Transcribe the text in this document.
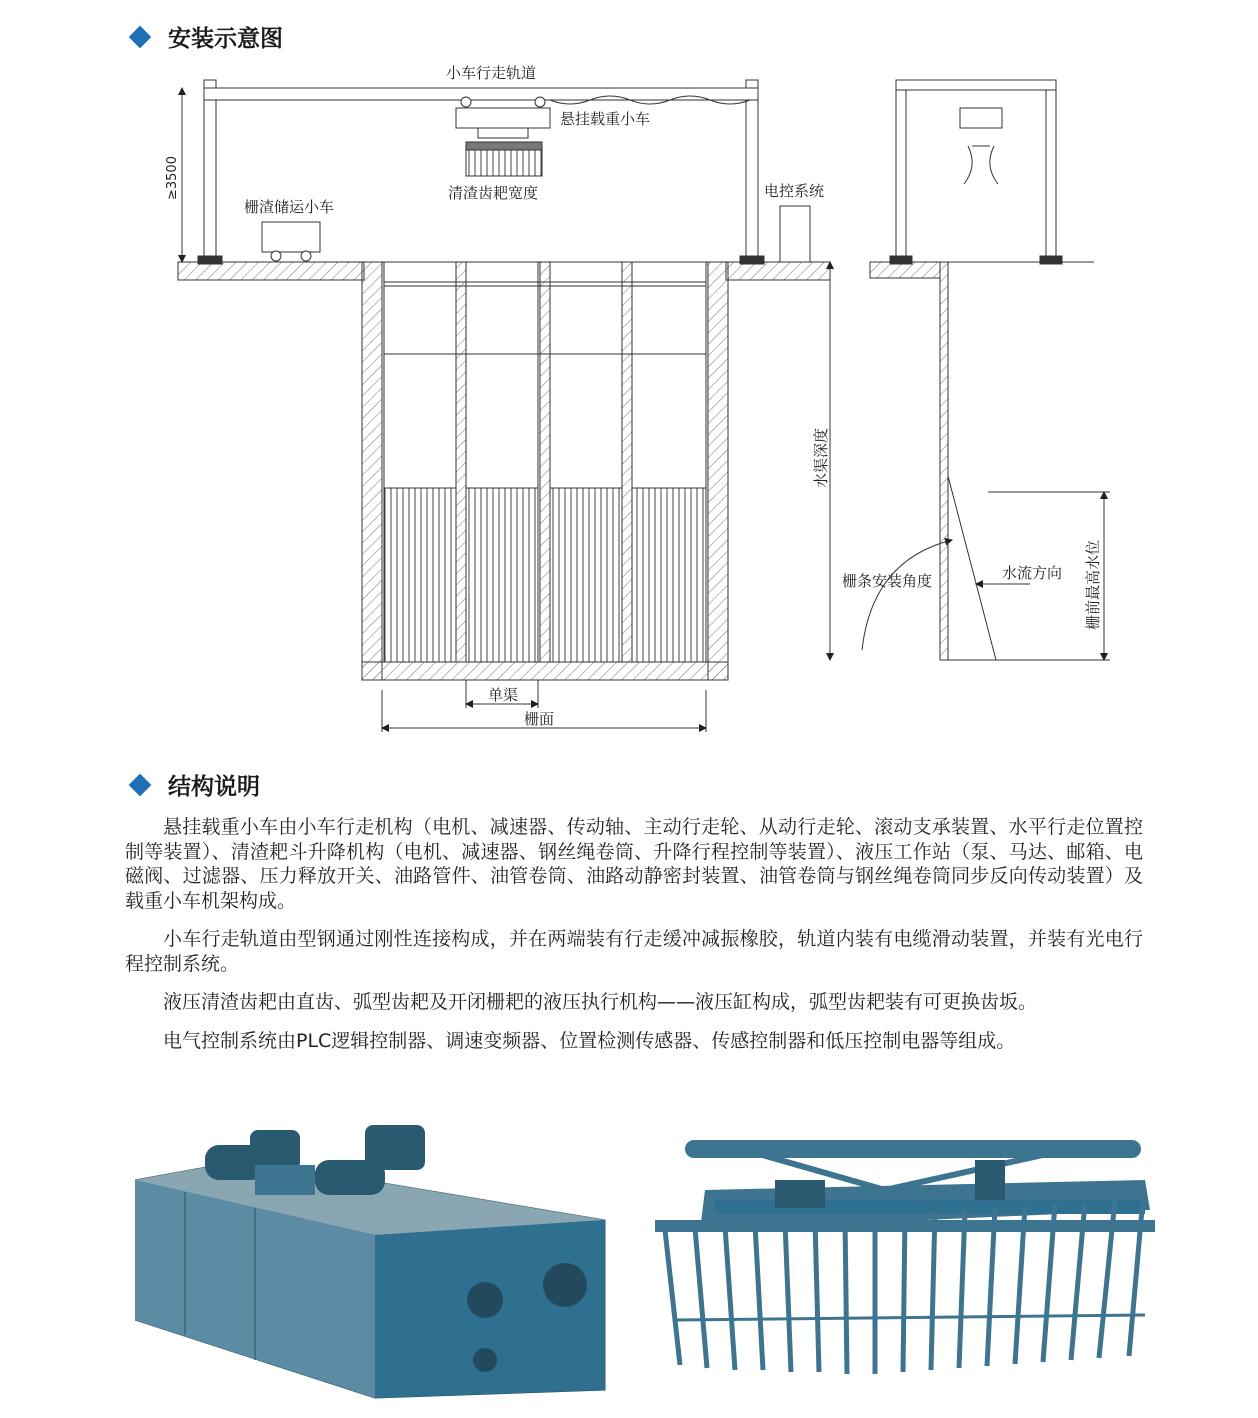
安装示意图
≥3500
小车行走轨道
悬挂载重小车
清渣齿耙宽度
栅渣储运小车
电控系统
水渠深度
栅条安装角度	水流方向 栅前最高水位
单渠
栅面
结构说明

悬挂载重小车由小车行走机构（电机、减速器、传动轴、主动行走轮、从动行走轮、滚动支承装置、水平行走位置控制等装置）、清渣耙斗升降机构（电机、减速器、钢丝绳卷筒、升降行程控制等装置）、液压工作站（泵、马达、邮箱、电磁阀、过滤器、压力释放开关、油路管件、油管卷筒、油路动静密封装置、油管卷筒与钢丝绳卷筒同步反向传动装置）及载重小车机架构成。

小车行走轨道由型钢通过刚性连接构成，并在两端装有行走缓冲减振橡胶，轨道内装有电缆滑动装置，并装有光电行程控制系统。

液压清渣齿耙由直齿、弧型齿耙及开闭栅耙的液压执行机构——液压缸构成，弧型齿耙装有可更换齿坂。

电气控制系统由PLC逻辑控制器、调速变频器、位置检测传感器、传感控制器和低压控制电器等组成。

* * * * * * * * *

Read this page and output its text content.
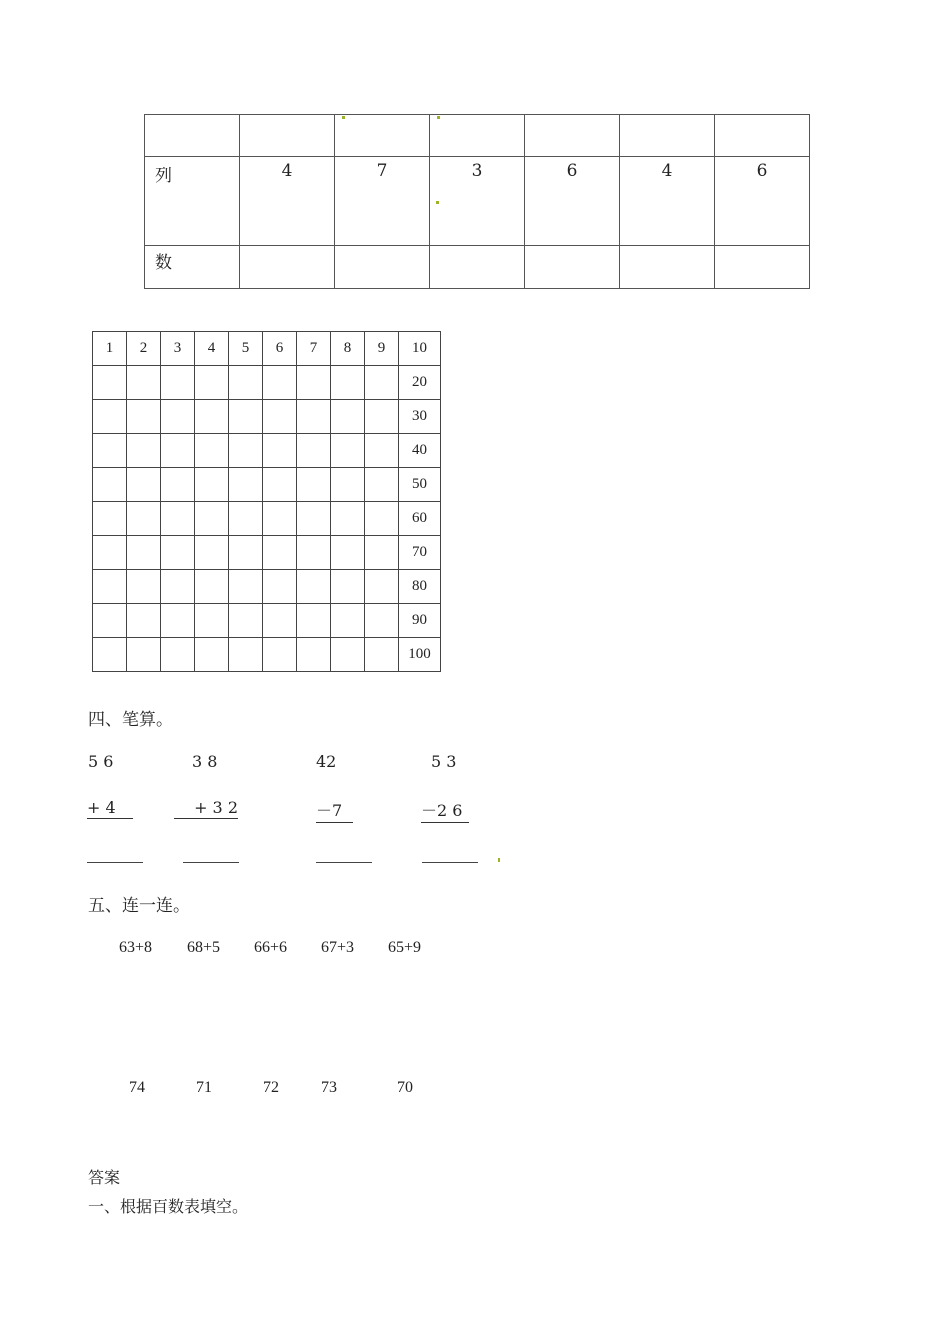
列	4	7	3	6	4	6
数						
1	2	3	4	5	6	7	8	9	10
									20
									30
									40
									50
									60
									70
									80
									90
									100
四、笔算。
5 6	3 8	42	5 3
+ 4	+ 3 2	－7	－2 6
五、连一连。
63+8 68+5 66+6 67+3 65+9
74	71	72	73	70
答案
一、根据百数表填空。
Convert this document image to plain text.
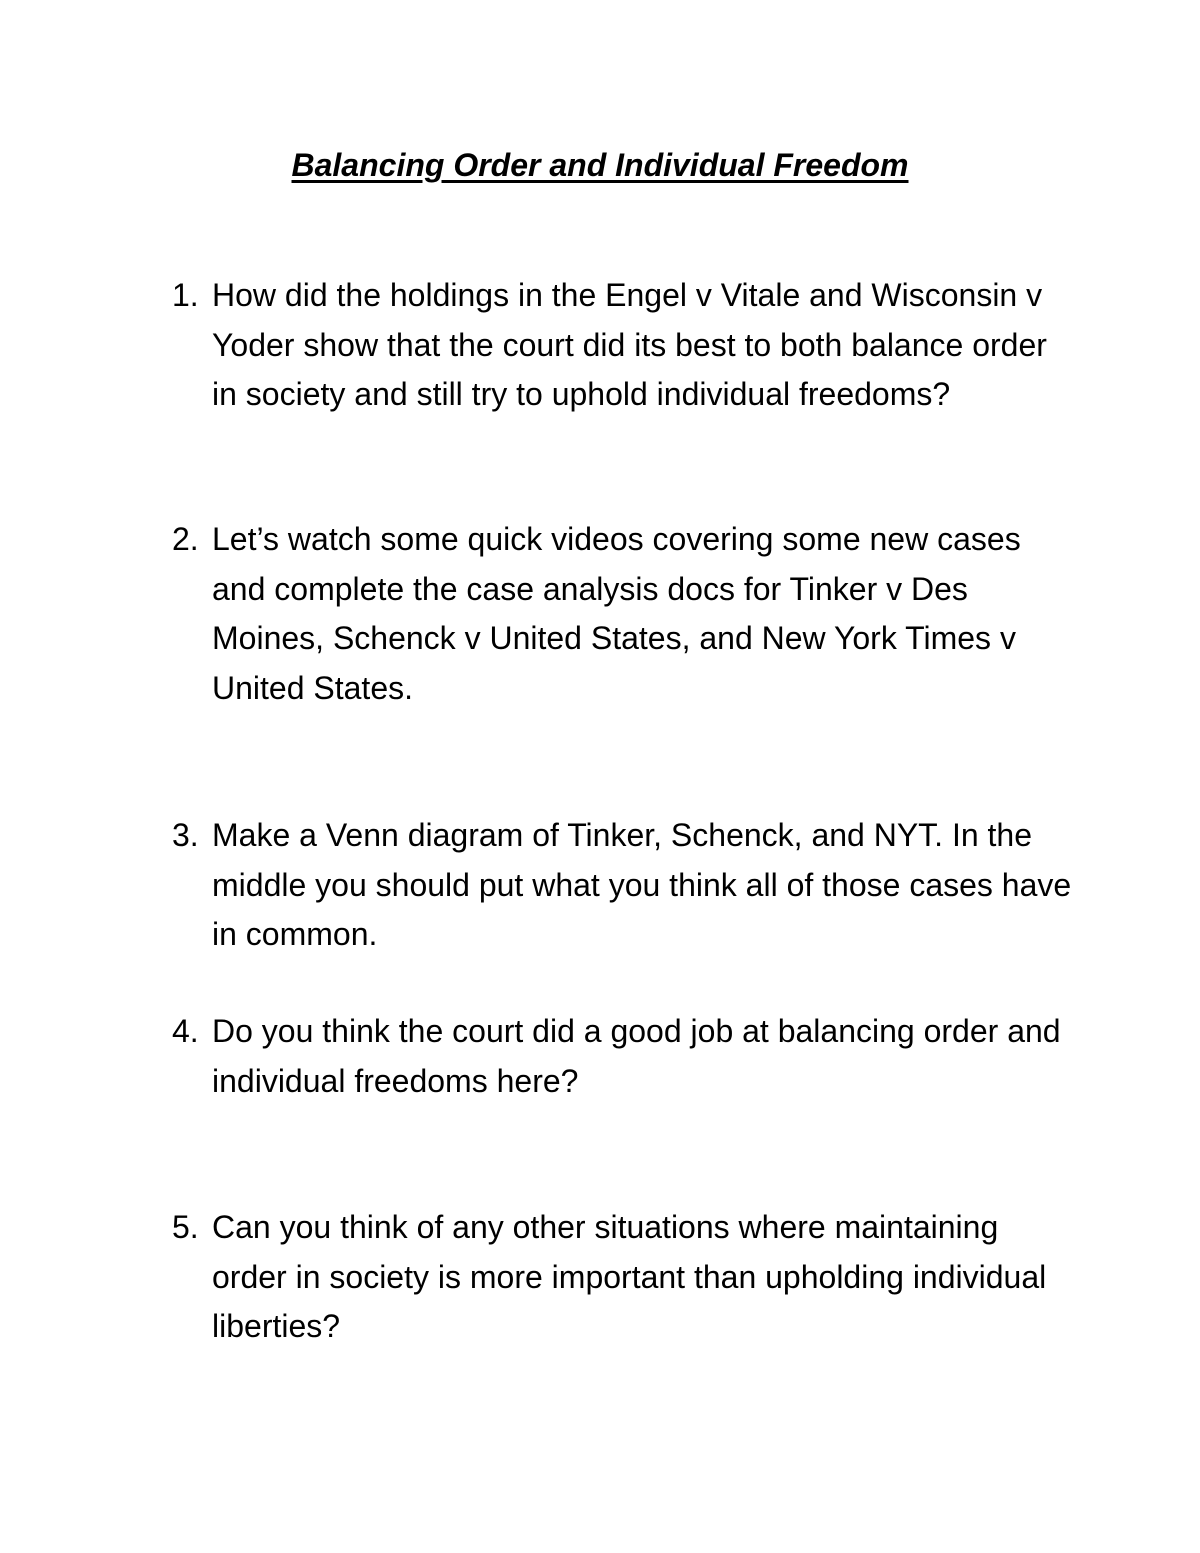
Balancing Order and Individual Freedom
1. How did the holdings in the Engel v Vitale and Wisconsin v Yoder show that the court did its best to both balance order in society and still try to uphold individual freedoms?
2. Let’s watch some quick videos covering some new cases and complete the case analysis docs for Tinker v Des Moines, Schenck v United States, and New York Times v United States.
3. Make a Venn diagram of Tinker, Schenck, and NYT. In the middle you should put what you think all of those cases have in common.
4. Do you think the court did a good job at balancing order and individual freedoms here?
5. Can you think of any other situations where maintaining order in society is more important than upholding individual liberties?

* * * * * * * * *

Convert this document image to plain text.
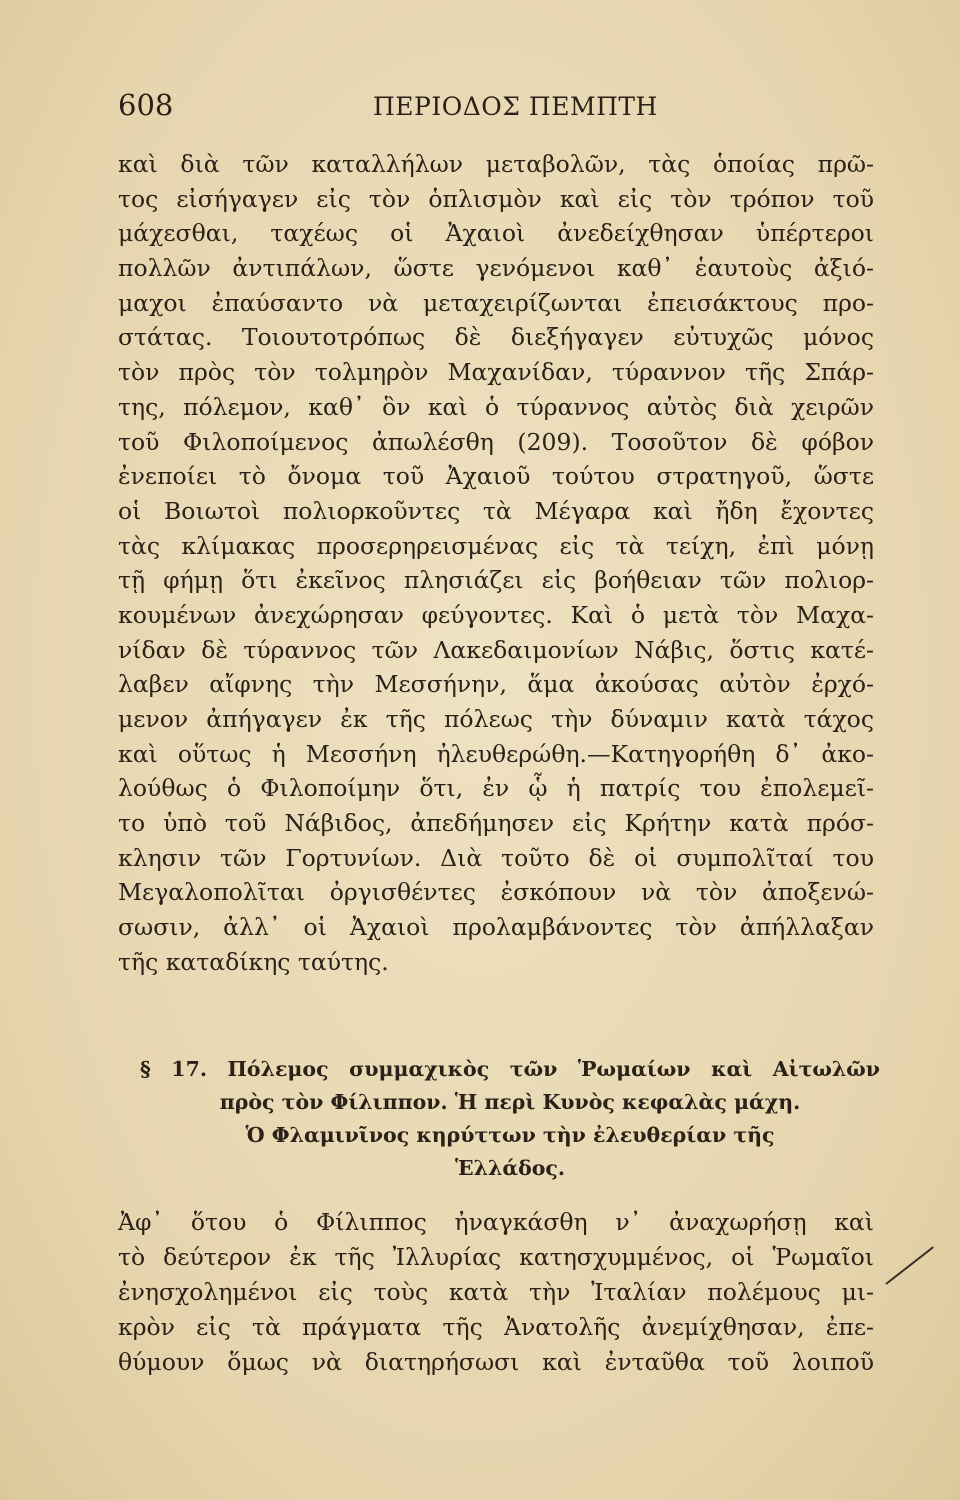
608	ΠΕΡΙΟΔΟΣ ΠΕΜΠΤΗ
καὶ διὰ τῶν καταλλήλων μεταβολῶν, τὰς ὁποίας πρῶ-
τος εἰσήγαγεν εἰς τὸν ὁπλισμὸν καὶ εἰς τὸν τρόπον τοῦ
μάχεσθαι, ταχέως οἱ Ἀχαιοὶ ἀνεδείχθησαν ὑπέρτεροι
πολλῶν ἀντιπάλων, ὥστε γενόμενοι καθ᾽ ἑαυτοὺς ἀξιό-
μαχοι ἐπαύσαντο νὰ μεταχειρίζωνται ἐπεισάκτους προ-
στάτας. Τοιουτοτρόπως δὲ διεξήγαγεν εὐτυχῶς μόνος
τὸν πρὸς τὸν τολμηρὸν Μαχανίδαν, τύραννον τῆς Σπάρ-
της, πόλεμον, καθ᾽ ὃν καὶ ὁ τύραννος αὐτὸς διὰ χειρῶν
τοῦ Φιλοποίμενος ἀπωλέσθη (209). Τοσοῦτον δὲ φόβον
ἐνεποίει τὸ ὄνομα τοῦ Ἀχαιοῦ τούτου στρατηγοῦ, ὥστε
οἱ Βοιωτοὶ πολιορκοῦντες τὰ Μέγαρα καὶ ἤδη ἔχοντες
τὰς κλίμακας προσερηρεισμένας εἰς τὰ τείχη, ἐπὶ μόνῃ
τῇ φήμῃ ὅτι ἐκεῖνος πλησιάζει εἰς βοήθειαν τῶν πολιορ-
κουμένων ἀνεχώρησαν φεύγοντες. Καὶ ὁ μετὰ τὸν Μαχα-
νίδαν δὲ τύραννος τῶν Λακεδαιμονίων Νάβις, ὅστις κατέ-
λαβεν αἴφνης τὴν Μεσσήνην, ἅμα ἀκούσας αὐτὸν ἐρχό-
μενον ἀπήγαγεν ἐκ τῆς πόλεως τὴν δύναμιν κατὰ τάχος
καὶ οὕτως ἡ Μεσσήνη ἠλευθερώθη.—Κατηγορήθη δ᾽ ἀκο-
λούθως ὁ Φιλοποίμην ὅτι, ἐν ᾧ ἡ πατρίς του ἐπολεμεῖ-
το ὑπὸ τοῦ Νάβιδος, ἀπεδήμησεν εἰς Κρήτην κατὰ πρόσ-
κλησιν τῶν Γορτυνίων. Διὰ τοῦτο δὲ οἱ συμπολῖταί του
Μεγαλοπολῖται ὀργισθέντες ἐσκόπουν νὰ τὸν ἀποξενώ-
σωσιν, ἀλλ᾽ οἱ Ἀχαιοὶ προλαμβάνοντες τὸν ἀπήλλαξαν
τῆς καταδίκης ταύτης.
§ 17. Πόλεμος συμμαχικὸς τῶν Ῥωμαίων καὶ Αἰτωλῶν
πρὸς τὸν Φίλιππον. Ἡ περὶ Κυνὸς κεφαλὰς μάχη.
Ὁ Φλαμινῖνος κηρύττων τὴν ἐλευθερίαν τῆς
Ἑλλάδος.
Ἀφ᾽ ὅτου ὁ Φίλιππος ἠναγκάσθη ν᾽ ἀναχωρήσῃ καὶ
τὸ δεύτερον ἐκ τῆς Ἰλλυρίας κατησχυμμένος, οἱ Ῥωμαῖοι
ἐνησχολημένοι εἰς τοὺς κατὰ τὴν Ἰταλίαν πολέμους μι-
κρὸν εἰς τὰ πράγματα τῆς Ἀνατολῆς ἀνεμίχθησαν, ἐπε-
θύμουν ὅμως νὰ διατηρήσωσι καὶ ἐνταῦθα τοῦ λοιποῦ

* * * * * * * * *

▶ [Prompt]:
Copy the lines from the entries above in which the word "cases" appears.

▶ [Exercise solution]:
2. Let’s watch some quick videos covering some new cases and complete the case analysis docs for Tinker v Des Moines, Schenck v United States, and New York Times v United States.
3. Make a Venn diagram of Tinker, Schenck, and NYT. In the middle you should put what you think all of those cases have in common.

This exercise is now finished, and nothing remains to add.